Directive> Copy all the entries word for word, but omit the pictures.

Data rows>

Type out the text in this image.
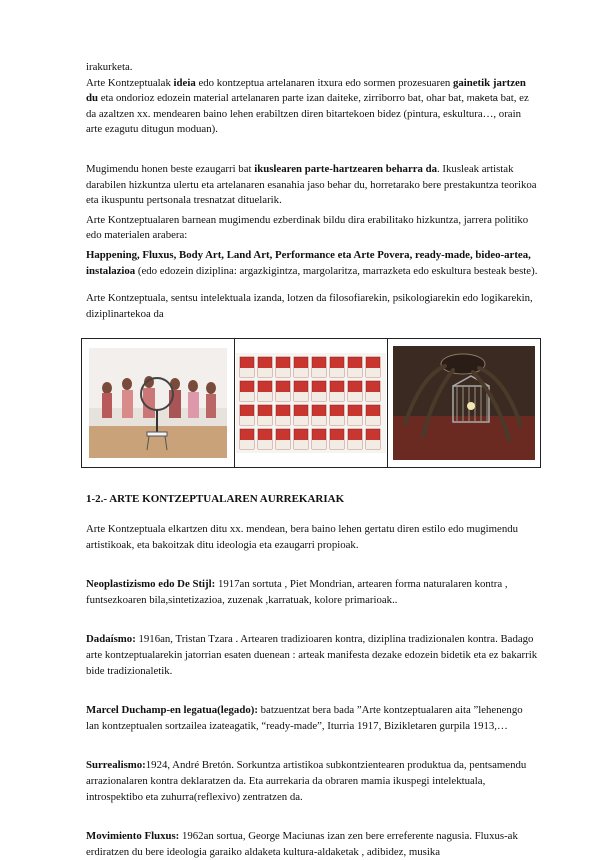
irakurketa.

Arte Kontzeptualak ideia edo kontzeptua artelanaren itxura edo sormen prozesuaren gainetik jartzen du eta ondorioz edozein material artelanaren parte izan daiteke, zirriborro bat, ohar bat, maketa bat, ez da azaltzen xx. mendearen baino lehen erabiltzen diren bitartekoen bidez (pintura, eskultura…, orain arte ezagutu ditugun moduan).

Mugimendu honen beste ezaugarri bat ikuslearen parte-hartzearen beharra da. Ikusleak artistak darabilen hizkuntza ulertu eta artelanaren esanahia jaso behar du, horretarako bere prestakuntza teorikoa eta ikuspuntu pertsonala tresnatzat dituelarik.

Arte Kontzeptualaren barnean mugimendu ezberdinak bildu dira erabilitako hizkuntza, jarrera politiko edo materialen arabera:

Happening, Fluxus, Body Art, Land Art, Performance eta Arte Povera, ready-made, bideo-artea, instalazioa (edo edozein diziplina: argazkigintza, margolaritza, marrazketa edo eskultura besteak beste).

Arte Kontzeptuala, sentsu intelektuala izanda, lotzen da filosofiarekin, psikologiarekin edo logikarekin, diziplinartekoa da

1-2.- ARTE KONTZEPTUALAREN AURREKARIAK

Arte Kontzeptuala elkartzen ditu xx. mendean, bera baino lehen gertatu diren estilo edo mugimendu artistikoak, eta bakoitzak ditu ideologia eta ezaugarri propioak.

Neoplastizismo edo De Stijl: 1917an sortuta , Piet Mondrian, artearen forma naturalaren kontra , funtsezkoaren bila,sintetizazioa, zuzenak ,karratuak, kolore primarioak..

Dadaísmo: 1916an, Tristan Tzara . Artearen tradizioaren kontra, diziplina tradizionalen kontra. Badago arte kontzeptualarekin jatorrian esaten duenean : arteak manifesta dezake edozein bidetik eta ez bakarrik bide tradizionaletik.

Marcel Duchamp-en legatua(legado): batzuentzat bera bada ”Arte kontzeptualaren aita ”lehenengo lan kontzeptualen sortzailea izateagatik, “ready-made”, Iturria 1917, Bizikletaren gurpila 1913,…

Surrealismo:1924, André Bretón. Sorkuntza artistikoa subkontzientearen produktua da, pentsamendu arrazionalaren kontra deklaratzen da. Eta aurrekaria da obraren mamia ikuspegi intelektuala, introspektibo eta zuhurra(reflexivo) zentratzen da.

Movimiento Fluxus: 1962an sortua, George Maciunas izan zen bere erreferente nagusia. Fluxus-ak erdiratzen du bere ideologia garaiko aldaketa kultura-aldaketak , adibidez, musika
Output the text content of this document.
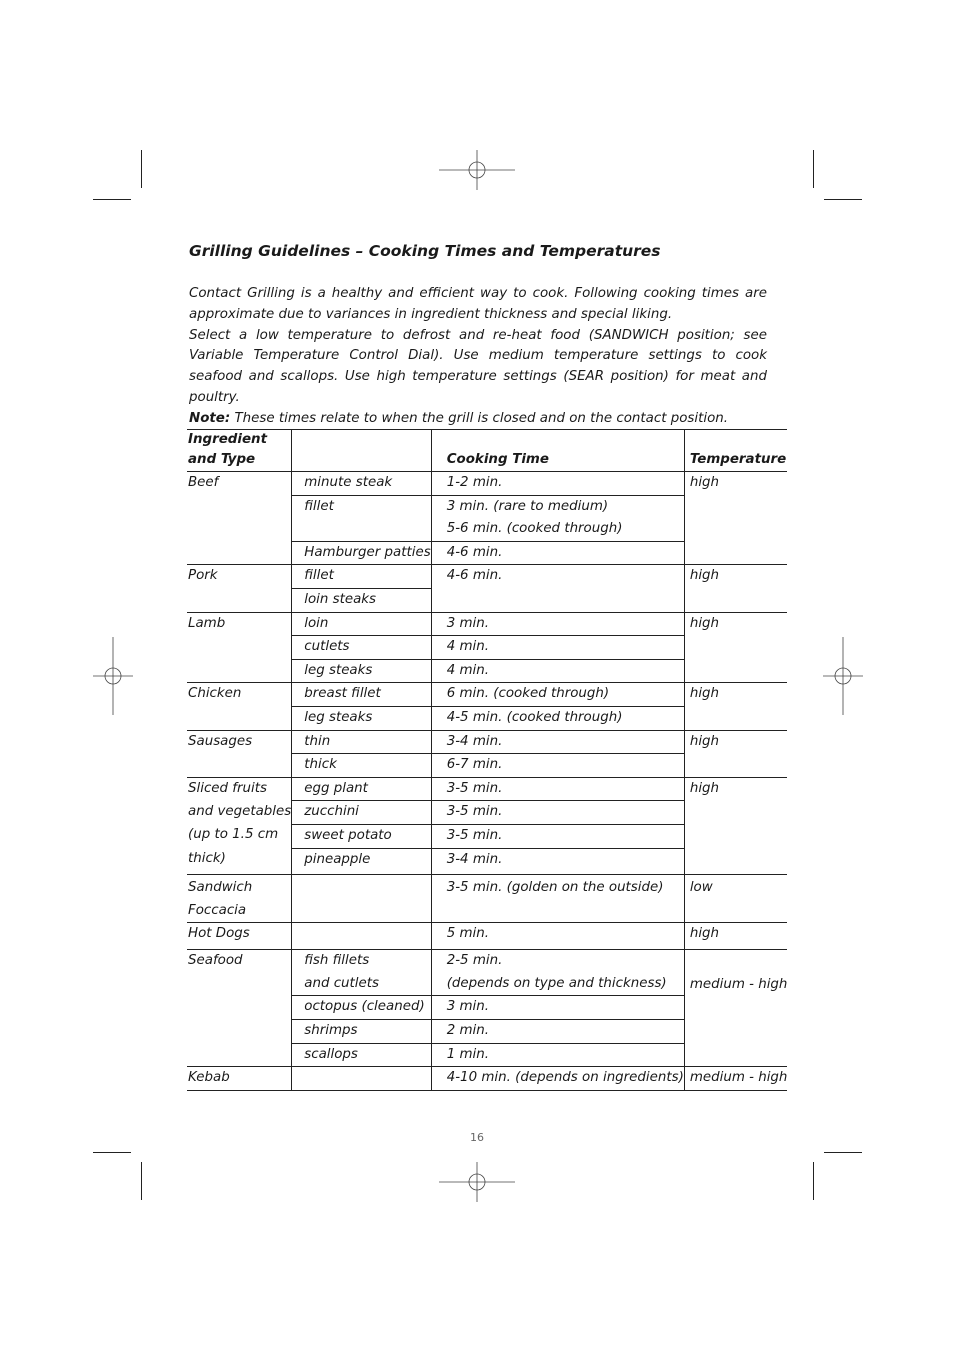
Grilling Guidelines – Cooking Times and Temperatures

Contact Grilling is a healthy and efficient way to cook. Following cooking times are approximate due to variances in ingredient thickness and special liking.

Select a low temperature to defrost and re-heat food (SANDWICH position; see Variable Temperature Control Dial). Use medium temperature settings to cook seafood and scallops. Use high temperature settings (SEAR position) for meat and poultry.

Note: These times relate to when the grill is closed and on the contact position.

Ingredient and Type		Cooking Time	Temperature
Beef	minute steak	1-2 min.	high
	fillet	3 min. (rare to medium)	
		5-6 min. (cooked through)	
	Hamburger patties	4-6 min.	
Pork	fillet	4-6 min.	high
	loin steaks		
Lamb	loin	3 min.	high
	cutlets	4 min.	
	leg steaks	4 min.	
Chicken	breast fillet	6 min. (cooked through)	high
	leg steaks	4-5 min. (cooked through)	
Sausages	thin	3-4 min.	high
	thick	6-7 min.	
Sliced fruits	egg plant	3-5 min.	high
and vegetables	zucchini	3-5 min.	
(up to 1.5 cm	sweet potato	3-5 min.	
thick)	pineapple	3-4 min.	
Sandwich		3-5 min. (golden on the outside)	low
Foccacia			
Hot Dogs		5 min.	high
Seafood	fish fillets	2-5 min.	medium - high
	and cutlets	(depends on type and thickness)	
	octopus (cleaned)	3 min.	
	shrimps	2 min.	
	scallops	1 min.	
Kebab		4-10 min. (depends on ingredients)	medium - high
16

Expected output>
Type out the text in this image.
irakurketa.

Arte Kontzeptualak ideia edo kontzeptua artelanaren itxura edo sormen prozesuaren gainetik jartzen du eta ondorioz edozein material artelanaren parte izan daiteke, zirriborro bat, ohar bat, maketa bat, ez da azaltzen xx. mendearen baino lehen erabiltzen diren bitartekoen bidez (pintura, eskultura…, orain arte ezagutu ditugun moduan).

Mugimendu honen beste ezaugarri bat ikuslearen parte-hartzearen beharra da. Ikusleak artistak darabilen hizkuntza ulertu eta artelanaren esanahia jaso behar du, horretarako bere prestakuntza teorikoa eta ikuspuntu pertsonala tresnatzat dituelarik.

Arte Kontzeptualaren barnean mugimendu ezberdinak bildu dira erabilitako hizkuntza, jarrera politiko edo materialen arabera:

Happening, Fluxus, Body Art, Land Art, Performance eta Arte Povera, ready-made, bideo-artea, instalazioa (edo edozein diziplina: argazkigintza, margolaritza, marrazketa edo eskultura besteak beste).

Arte Kontzeptuala, sentsu intelektuala izanda, lotzen da filosofiarekin, psikologiarekin edo logikarekin, diziplinartekoa da

1-2.- ARTE KONTZEPTUALAREN AURREKARIAK

Arte Kontzeptuala elkartzen ditu xx. mendean, bera baino lehen gertatu diren estilo edo mugimendu artistikoak, eta bakoitzak ditu ideologia eta ezaugarri propioak.

Neoplastizismo edo De Stijl: 1917an sortuta , Piet Mondrian, artearen forma naturalaren kontra , funtsezkoaren bila,sintetizazioa, zuzenak ,karratuak, kolore primarioak..

Dadaísmo: 1916an, Tristan Tzara . Artearen tradizioaren kontra, diziplina tradizionalen kontra. Badago arte kontzeptualarekin jatorrian esaten duenean : arteak manifesta dezake edozein bidetik eta ez bakarrik bide tradizionaletik.

Marcel Duchamp-en legatua(legado): batzuentzat bera bada ”Arte kontzeptualaren aita ”lehenengo lan kontzeptualen sortzailea izateagatik, “ready-made”, Iturria 1917, Bizikletaren gurpila 1913,…

Surrealismo:1924, André Bretón. Sorkuntza artistikoa subkontzientearen produktua da, pentsamendu arrazionalaren kontra deklaratzen da. Eta aurrekaria da obraren mamia ikuspegi intelektuala, introspektibo eta zuhurra(reflexivo) zentratzen da.

Movimiento Fluxus: 1962an sortua, George Maciunas izan zen bere erreferente nagusia. Fluxus-ak erdiratzen du bere ideologia garaiko aldaketa kultura-aldaketak , adibidez, musika
Output the text content of this document.
Grilling Guidelines – Cooking Times and Temperatures

Contact Grilling is a healthy and efficient way to cook. Following cooking times are approximate due to variances in ingredient thickness and special liking.

Select a low temperature to defrost and re-heat food (SANDWICH position; see Variable Temperature Control Dial). Use medium temperature settings to cook seafood and scallops. Use high temperature settings (SEAR position) for meat and poultry.

Note: These times relate to when the grill is closed and on the contact position.

Ingredient and Type		Cooking Time	Temperature
Beef	minute steak	1-2 min.	high
	fillet	3 min. (rare to medium)	
		5-6 min. (cooked through)	
	Hamburger patties	4-6 min.	
Pork	fillet	4-6 min.	high
	loin steaks		
Lamb	loin	3 min.	high
	cutlets	4 min.	
	leg steaks	4 min.	
Chicken	breast fillet	6 min. (cooked through)	high
	leg steaks	4-5 min. (cooked through)	
Sausages	thin	3-4 min.	high
	thick	6-7 min.	
Sliced fruits	egg plant	3-5 min.	high
and vegetables	zucchini	3-5 min.	
(up to 1.5 cm	sweet potato	3-5 min.	
thick)	pineapple	3-4 min.	
Sandwich		3-5 min. (golden on the outside)	low
Foccacia			
Hot Dogs		5 min.	high
Seafood	fish fillets	2-5 min.	medium - high
	and cutlets	(depends on type and thickness)	
	octopus (cleaned)	3 min.	
	shrimps	2 min.	
	scallops	1 min.	
Kebab		4-10 min. (depends on ingredients)	medium - high
16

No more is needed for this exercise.